§ **Requirement**: Output the material word for word. Leave each picture out.

§ **Material for the task**:
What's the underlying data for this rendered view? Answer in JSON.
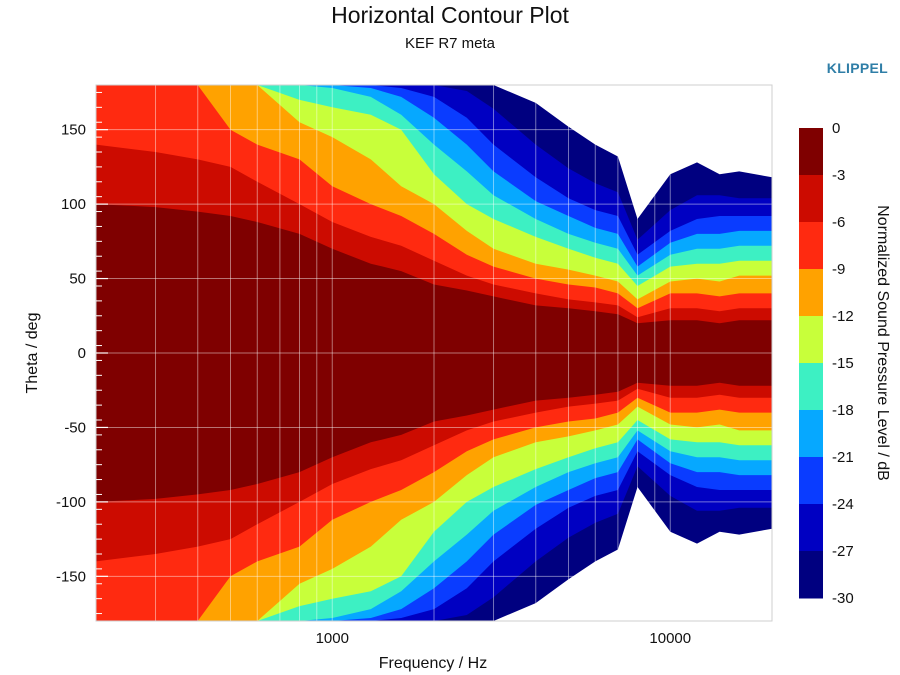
{
  "header": {
    "title": "Horizontal Contour Plot",
    "subtitle": "KEF R7 meta",
    "brand": "KLIPPEL"
  },
  "chart_data": {
    "type": "heatmap",
    "title": "Horizontal Contour Plot",
    "subtitle": "KEF R7 meta",
    "xlabel": "Frequency / Hz",
    "ylabel": "Theta / deg",
    "colorbar_label": "Normalized Sound Pressure Level / dB",
    "x_scale": "log",
    "xlim": [
      200,
      20000
    ],
    "ylim": [
      -180,
      180
    ],
    "x_ticks": [
      1000,
      10000
    ],
    "x_tick_labels": [
      "1000",
      "10000"
    ],
    "y_ticks": [
      150,
      100,
      50,
      0,
      -50,
      -100,
      -150
    ],
    "y_tick_labels": [
      "150",
      "100",
      "50",
      "0",
      "-50",
      "-100",
      "-150"
    ],
    "grid": true,
    "colorbar_ticks": [
      "0",
      "-3",
      "-6",
      "-9",
      "-12",
      "-15",
      "-18",
      "-21",
      "-24",
      "-27",
      "-30"
    ],
    "levels": [
      {
        "range": [
          -3,
          0
        ],
        "color": "#7f0000"
      },
      {
        "range": [
          -6,
          -3
        ],
        "color": "#cc0b00"
      },
      {
        "range": [
          -9,
          -6
        ],
        "color": "#ff2a10"
      },
      {
        "range": [
          -12,
          -9
        ],
        "color": "#ffa200"
      },
      {
        "range": [
          -15,
          -12
        ],
        "color": "#c8ff3a"
      },
      {
        "range": [
          -18,
          -15
        ],
        "color": "#3df0c3"
      },
      {
        "range": [
          -21,
          -18
        ],
        "color": "#06a8ff"
      },
      {
        "range": [
          -24,
          -21
        ],
        "color": "#0a3cff"
      },
      {
        "range": [
          -27,
          -24
        ],
        "color": "#0000c2"
      },
      {
        "range": [
          -30,
          -27
        ],
        "color": "#000080"
      }
    ],
    "contour_boundaries_deg": {
      "frequencies_hz": [
        200,
        300,
        400,
        500,
        600,
        800,
        1000,
        1300,
        1600,
        2000,
        2500,
        3000,
        4000,
        5000,
        6000,
        7000,
        8000,
        10000,
        12000,
        14000,
        16000,
        20000
      ],
      "angle_at_level": {
        "-3": [
          100,
          98,
          95,
          92,
          88,
          80,
          70,
          60,
          55,
          46,
          42,
          38,
          32,
          30,
          28,
          26,
          20,
          22,
          22,
          20,
          22,
          22
        ],
        "-6": [
          140,
          135,
          130,
          125,
          115,
          100,
          88,
          78,
          72,
          62,
          52,
          46,
          40,
          36,
          34,
          32,
          24,
          30,
          30,
          28,
          30,
          30
        ],
        "-9": [
          180,
          180,
          180,
          150,
          140,
          130,
          112,
          100,
          92,
          80,
          66,
          58,
          50,
          46,
          44,
          40,
          30,
          40,
          40,
          38,
          40,
          40
        ],
        "-12": [
          180,
          180,
          180,
          180,
          180,
          155,
          145,
          130,
          112,
          100,
          82,
          70,
          60,
          56,
          52,
          48,
          36,
          48,
          50,
          48,
          52,
          52
        ],
        "-15": [
          180,
          180,
          180,
          180,
          180,
          170,
          165,
          160,
          150,
          120,
          100,
          90,
          78,
          70,
          64,
          60,
          45,
          58,
          60,
          60,
          62,
          62
        ],
        "-18": [
          180,
          180,
          180,
          180,
          180,
          180,
          178,
          172,
          160,
          140,
          122,
          106,
          90,
          80,
          74,
          70,
          52,
          66,
          70,
          70,
          72,
          72
        ],
        "-21": [
          180,
          180,
          180,
          180,
          180,
          180,
          180,
          178,
          172,
          158,
          140,
          122,
          102,
          92,
          84,
          80,
          58,
          74,
          80,
          80,
          82,
          82
        ],
        "-24": [
          180,
          180,
          180,
          180,
          180,
          180,
          180,
          180,
          178,
          172,
          158,
          140,
          118,
          104,
          96,
          92,
          66,
          82,
          90,
          92,
          92,
          92
        ],
        "-27": [
          180,
          180,
          180,
          180,
          180,
          180,
          180,
          180,
          180,
          180,
          176,
          164,
          140,
          124,
          114,
          108,
          76,
          96,
          106,
          106,
          104,
          104
        ],
        "-30": [
          180,
          180,
          180,
          180,
          180,
          180,
          180,
          180,
          180,
          180,
          180,
          180,
          168,
          152,
          140,
          132,
          90,
          120,
          128,
          120,
          122,
          118
        ]
      }
    }
  }
}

§ **Reply**:
What's the underlying data for this rendered view? Answer in JSON.
{
  "header": {
    "title": "Horizontal Contour Plot",
    "subtitle": "KEF R7 meta",
    "brand": "KLIPPEL"
  },
  "chart_data": {
    "type": "heatmap",
    "title": "Horizontal Contour Plot",
    "subtitle": "KEF R7 meta",
    "xlabel": "Frequency / Hz",
    "ylabel": "Theta / deg",
    "colorbar_label": "Normalized Sound Pressure Level / dB",
    "x_scale": "log",
    "xlim": [
      200,
      20000
    ],
    "ylim": [
      -180,
      180
    ],
    "x_ticks": [
      1000,
      10000
    ],
    "x_tick_labels": [
      "1000",
      "10000"
    ],
    "y_ticks": [
      150,
      100,
      50,
      0,
      -50,
      -100,
      -150
    ],
    "y_tick_labels": [
      "150",
      "100",
      "50",
      "0",
      "-50",
      "-100",
      "-150"
    ],
    "grid": true,
    "colorbar_ticks": [
      "0",
      "-3",
      "-6",
      "-9",
      "-12",
      "-15",
      "-18",
      "-21",
      "-24",
      "-27",
      "-30"
    ],
    "levels": [
      {
        "range": [
          -3,
          0
        ],
        "color": "#7f0000"
      },
      {
        "range": [
          -6,
          -3
        ],
        "color": "#cc0b00"
      },
      {
        "range": [
          -9,
          -6
        ],
        "color": "#ff2a10"
      },
      {
        "range": [
          -12,
          -9
        ],
        "color": "#ffa200"
      },
      {
        "range": [
          -15,
          -12
        ],
        "color": "#c8ff3a"
      },
      {
        "range": [
          -18,
          -15
        ],
        "color": "#3df0c3"
      },
      {
        "range": [
          -21,
          -18
        ],
        "color": "#06a8ff"
      },
      {
        "range": [
          -24,
          -21
        ],
        "color": "#0a3cff"
      },
      {
        "range": [
          -27,
          -24
        ],
        "color": "#0000c2"
      },
      {
        "range": [
          -30,
          -27
        ],
        "color": "#000080"
      }
    ],
    "contour_boundaries_deg": {
      "frequencies_hz": [
        200,
        300,
        400,
        500,
        600,
        800,
        1000,
        1300,
        1600,
        2000,
        2500,
        3000,
        4000,
        5000,
        6000,
        7000,
        8000,
        10000,
        12000,
        14000,
        16000,
        20000
      ],
      "angle_at_level": {
        "-3": [
          100,
          98,
          95,
          92,
          88,
          80,
          70,
          60,
          55,
          46,
          42,
          38,
          32,
          30,
          28,
          26,
          20,
          22,
          22,
          20,
          22,
          22
        ],
        "-6": [
          140,
          135,
          130,
          125,
          115,
          100,
          88,
          78,
          72,
          62,
          52,
          46,
          40,
          36,
          34,
          32,
          24,
          30,
          30,
          28,
          30,
          30
        ],
        "-9": [
          180,
          180,
          180,
          150,
          140,
          130,
          112,
          100,
          92,
          80,
          66,
          58,
          50,
          46,
          44,
          40,
          30,
          40,
          40,
          38,
          40,
          40
        ],
        "-12": [
          180,
          180,
          180,
          180,
          180,
          155,
          145,
          130,
          112,
          100,
          82,
          70,
          60,
          56,
          52,
          48,
          36,
          48,
          50,
          48,
          52,
          52
        ],
        "-15": [
          180,
          180,
          180,
          180,
          180,
          170,
          165,
          160,
          150,
          120,
          100,
          90,
          78,
          70,
          64,
          60,
          45,
          58,
          60,
          60,
          62,
          62
        ],
        "-18": [
          180,
          180,
          180,
          180,
          180,
          180,
          178,
          172,
          160,
          140,
          122,
          106,
          90,
          80,
          74,
          70,
          52,
          66,
          70,
          70,
          72,
          72
        ],
        "-21": [
          180,
          180,
          180,
          180,
          180,
          180,
          180,
          178,
          172,
          158,
          140,
          122,
          102,
          92,
          84,
          80,
          58,
          74,
          80,
          80,
          82,
          82
        ],
        "-24": [
          180,
          180,
          180,
          180,
          180,
          180,
          180,
          180,
          178,
          172,
          158,
          140,
          118,
          104,
          96,
          92,
          66,
          82,
          90,
          92,
          92,
          92
        ],
        "-27": [
          180,
          180,
          180,
          180,
          180,
          180,
          180,
          180,
          180,
          180,
          176,
          164,
          140,
          124,
          114,
          108,
          76,
          96,
          106,
          106,
          104,
          104
        ],
        "-30": [
          180,
          180,
          180,
          180,
          180,
          180,
          180,
          180,
          180,
          180,
          180,
          180,
          168,
          152,
          140,
          132,
          90,
          120,
          128,
          120,
          122,
          118
        ]
      }
    }
  }
}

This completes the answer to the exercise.